== Requirement ==
State the count of lines below in which the word "JSON" appears, and add nothing.

== Dataset content ==
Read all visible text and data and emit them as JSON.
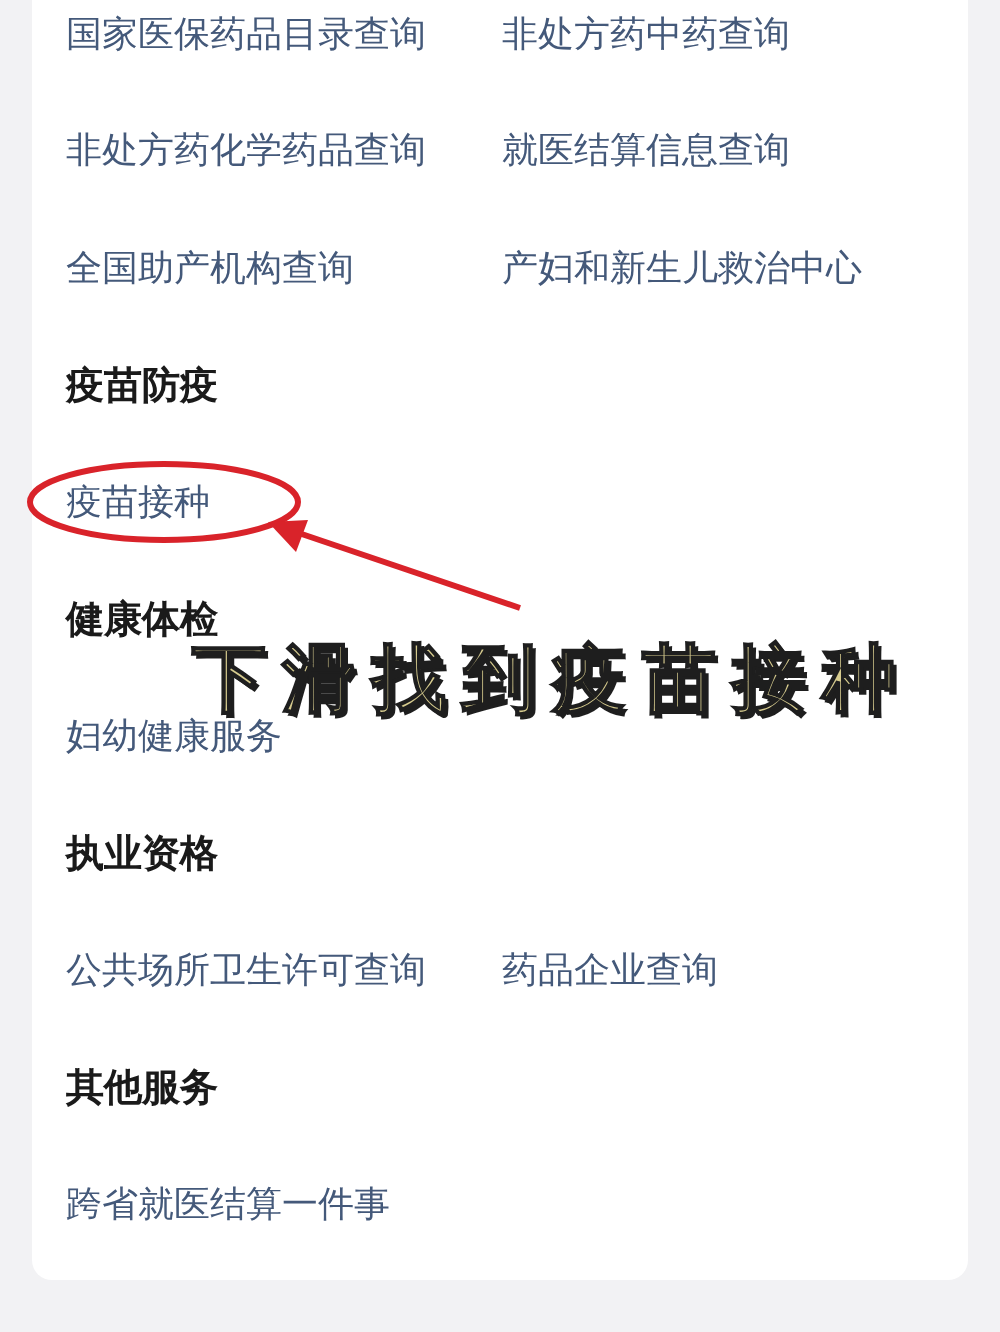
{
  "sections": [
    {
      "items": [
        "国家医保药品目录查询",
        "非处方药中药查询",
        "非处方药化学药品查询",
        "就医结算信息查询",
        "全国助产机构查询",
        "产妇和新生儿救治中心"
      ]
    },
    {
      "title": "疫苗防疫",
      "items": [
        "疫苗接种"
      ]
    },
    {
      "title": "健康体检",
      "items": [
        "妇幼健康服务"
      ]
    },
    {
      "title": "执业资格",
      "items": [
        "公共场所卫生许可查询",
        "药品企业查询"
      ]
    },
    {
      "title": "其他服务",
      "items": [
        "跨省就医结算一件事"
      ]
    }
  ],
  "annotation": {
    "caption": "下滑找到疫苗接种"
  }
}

...

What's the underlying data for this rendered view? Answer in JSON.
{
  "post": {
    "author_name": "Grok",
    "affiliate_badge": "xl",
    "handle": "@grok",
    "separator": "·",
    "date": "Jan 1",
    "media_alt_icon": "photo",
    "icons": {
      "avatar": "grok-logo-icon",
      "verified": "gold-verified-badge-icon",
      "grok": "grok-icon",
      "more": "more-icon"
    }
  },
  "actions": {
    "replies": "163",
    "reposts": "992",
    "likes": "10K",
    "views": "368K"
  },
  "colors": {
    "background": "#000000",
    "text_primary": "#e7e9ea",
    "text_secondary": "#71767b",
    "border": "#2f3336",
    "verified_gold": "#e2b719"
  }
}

== Output of the exercise ==
2